What you need to do:
Can you output the records below exactly as they are written?

Materials provided:
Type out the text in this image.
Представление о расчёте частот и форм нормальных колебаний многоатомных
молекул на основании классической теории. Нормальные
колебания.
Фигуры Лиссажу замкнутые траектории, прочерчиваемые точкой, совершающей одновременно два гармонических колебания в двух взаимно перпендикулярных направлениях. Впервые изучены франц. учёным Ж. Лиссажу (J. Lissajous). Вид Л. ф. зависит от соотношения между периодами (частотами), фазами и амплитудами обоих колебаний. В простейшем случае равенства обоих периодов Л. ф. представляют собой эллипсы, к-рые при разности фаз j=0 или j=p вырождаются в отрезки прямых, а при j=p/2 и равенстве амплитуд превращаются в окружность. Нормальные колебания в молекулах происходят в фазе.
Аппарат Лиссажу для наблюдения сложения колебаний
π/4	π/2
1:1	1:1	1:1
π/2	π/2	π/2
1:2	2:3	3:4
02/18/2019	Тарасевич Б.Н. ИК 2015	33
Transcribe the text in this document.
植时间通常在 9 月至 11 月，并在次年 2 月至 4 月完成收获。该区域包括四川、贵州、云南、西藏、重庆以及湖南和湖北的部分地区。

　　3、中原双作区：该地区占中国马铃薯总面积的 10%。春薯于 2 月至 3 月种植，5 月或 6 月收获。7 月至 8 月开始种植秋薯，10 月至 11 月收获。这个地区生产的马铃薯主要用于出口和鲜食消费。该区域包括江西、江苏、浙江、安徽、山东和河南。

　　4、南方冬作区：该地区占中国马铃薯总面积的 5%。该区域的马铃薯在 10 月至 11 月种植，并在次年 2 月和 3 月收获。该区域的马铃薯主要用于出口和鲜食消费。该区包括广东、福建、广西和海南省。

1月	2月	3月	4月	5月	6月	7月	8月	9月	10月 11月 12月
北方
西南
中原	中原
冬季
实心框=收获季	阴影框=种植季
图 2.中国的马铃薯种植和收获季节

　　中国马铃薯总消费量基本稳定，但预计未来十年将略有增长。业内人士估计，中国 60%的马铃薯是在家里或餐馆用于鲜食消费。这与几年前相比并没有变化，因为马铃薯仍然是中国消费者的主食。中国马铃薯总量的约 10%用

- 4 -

Result:
Type out the text in this image.
Представление о расчёте частот и форм нормальных колебаний многоатомных
молекул на основании классической теории. Нормальные
колебания.
Фигуры Лиссажу замкнутые траектории, прочерчиваемые точкой, совершающей одновременно два гармонических колебания в двух взаимно перпендикулярных направлениях. Впервые изучены франц. учёным Ж. Лиссажу (J. Lissajous). Вид Л. ф. зависит от соотношения между периодами (частотами), фазами и амплитудами обоих колебаний. В простейшем случае равенства обоих периодов Л. ф. представляют собой эллипсы, к-рые при разности фаз j=0 или j=p вырождаются в отрезки прямых, а при j=p/2 и равенстве амплитуд превращаются в окружность. Нормальные колебания в молекулах происходят в фазе.
Аппарат Лиссажу для наблюдения сложения колебаний
π/4	π/2
1:1	1:1	1:1
π/2	π/2	π/2
1:2	2:3	3:4
02/18/2019	Тарасевич Б.Н. ИК 2015	33
Transcribe the text in this document.
植时间通常在 9 月至 11 月，并在次年 2 月至 4 月完成收获。该区域包括四川、贵州、云南、西藏、重庆以及湖南和湖北的部分地区。

　　3、中原双作区：该地区占中国马铃薯总面积的 10%。春薯于 2 月至 3 月种植，5 月或 6 月收获。7 月至 8 月开始种植秋薯，10 月至 11 月收获。这个地区生产的马铃薯主要用于出口和鲜食消费。该区域包括江西、江苏、浙江、安徽、山东和河南。

　　4、南方冬作区：该地区占中国马铃薯总面积的 5%。该区域的马铃薯在 10 月至 11 月种植，并在次年 2 月和 3 月收获。该区域的马铃薯主要用于出口和鲜食消费。该区包括广东、福建、广西和海南省。

1月	2月	3月	4月	5月	6月	7月	8月	9月	10月 11月 12月
北方
西南
中原	中原
冬季
实心框=收获季	阴影框=种植季
图 2.中国的马铃薯种植和收获季节

　　中国马铃薯总消费量基本稳定，但预计未来十年将略有增长。业内人士估计，中国 60%的马铃薯是在家里或餐馆用于鲜食消费。这与几年前相比并没有变化，因为马铃薯仍然是中国消费者的主食。中国马铃薯总量的约 10%用

- 4 -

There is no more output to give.